** Job **
Repeat every line below exactly as it reads.

** Dataset entries **
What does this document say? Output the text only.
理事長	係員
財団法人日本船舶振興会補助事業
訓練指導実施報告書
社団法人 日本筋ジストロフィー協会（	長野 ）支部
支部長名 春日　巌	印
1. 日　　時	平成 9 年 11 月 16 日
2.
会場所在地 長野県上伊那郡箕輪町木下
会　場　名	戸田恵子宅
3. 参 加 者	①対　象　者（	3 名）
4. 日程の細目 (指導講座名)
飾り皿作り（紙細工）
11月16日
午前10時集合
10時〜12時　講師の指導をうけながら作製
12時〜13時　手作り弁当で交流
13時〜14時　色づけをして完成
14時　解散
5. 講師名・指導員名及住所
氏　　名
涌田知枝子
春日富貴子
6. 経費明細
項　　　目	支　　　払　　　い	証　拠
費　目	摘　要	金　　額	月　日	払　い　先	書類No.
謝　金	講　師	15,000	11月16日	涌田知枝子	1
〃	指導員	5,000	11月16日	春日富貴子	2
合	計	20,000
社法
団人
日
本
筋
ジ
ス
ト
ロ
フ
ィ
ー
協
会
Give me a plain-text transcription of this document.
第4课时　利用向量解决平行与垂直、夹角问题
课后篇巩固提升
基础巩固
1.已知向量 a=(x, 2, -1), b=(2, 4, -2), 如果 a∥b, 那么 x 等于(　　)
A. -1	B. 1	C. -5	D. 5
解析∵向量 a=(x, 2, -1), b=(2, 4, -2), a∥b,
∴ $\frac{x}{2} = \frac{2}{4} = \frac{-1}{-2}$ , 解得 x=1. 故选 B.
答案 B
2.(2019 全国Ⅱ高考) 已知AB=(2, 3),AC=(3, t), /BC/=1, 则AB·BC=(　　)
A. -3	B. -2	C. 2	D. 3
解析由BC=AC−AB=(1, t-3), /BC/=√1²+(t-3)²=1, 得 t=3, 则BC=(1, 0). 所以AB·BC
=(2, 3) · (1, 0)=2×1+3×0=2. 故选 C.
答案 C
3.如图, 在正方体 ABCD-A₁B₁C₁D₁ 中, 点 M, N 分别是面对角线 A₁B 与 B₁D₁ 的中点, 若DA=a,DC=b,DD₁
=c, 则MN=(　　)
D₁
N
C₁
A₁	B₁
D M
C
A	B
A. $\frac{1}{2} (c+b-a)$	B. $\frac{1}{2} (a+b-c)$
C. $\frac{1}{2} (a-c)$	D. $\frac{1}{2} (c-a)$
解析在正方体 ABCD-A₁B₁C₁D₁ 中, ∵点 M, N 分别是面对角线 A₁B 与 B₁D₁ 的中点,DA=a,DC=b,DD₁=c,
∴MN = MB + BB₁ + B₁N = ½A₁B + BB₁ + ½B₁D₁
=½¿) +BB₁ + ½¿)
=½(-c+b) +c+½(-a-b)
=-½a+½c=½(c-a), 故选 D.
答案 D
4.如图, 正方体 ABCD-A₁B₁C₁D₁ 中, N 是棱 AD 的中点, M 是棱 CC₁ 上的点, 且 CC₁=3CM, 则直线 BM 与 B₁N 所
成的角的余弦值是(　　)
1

** Correct answer **
What does this document say? Output the text only.
理事長	係員
財団法人日本船舶振興会補助事業
訓練指導実施報告書
社団法人 日本筋ジストロフィー協会（	長野 ）支部
支部長名 春日　巌	印
1. 日　　時	平成 9 年 11 月 16 日
2.
会場所在地 長野県上伊那郡箕輪町木下
会　場　名	戸田恵子宅
3. 参 加 者	①対　象　者（	3 名）
4. 日程の細目 (指導講座名)
飾り皿作り（紙細工）
11月16日
午前10時集合
10時〜12時　講師の指導をうけながら作製
12時〜13時　手作り弁当で交流
13時〜14時　色づけをして完成
14時　解散
5. 講師名・指導員名及住所
氏　　名
涌田知枝子
春日富貴子
6. 経費明細
項　　　目	支　　　払　　　い	証　拠
費　目	摘　要	金　　額	月　日	払　い　先	書類No.
謝　金	講　師	15,000	11月16日	涌田知枝子	1
〃	指導員	5,000	11月16日	春日富貴子	2
合	計	20,000
社法
団人
日
本
筋
ジ
ス
ト
ロ
フ
ィ
ー
協
会
Give me a plain-text transcription of this document.
第4课时　利用向量解决平行与垂直、夹角问题
课后篇巩固提升
基础巩固
1.已知向量 a=(x, 2, -1), b=(2, 4, -2), 如果 a∥b, 那么 x 等于(　　)
A. -1	B. 1	C. -5	D. 5
解析∵向量 a=(x, 2, -1), b=(2, 4, -2), a∥b,
∴ $\frac{x}{2} = \frac{2}{4} = \frac{-1}{-2}$ , 解得 x=1. 故选 B.
答案 B
2.(2019 全国Ⅱ高考) 已知AB=(2, 3),AC=(3, t), /BC/=1, 则AB·BC=(　　)
A. -3	B. -2	C. 2	D. 3
解析由BC=AC−AB=(1, t-3), /BC/=√1²+(t-3)²=1, 得 t=3, 则BC=(1, 0). 所以AB·BC
=(2, 3) · (1, 0)=2×1+3×0=2. 故选 C.
答案 C
3.如图, 在正方体 ABCD-A₁B₁C₁D₁ 中, 点 M, N 分别是面对角线 A₁B 与 B₁D₁ 的中点, 若DA=a,DC=b,DD₁
=c, 则MN=(　　)
D₁
N
C₁
A₁	B₁
D M
C
A	B
A. $\frac{1}{2} (c+b-a)$	B. $\frac{1}{2} (a+b-c)$
C. $\frac{1}{2} (a-c)$	D. $\frac{1}{2} (c-a)$
解析在正方体 ABCD-A₁B₁C₁D₁ 中, ∵点 M, N 分别是面对角线 A₁B 与 B₁D₁ 的中点,DA=a,DC=b,DD₁=c,
∴MN = MB + BB₁ + B₁N = ½A₁B + BB₁ + ½B₁D₁
=½¿) +BB₁ + ½¿)
=½(-c+b) +c+½(-a-b)
=-½a+½c=½(c-a), 故选 D.
答案 D
4.如图, 正方体 ABCD-A₁B₁C₁D₁ 中, N 是棱 AD 的中点, M 是棱 CC₁ 上的点, 且 CC₁=3CM, 则直线 BM 与 B₁N 所
成的角的余弦值是(　　)
1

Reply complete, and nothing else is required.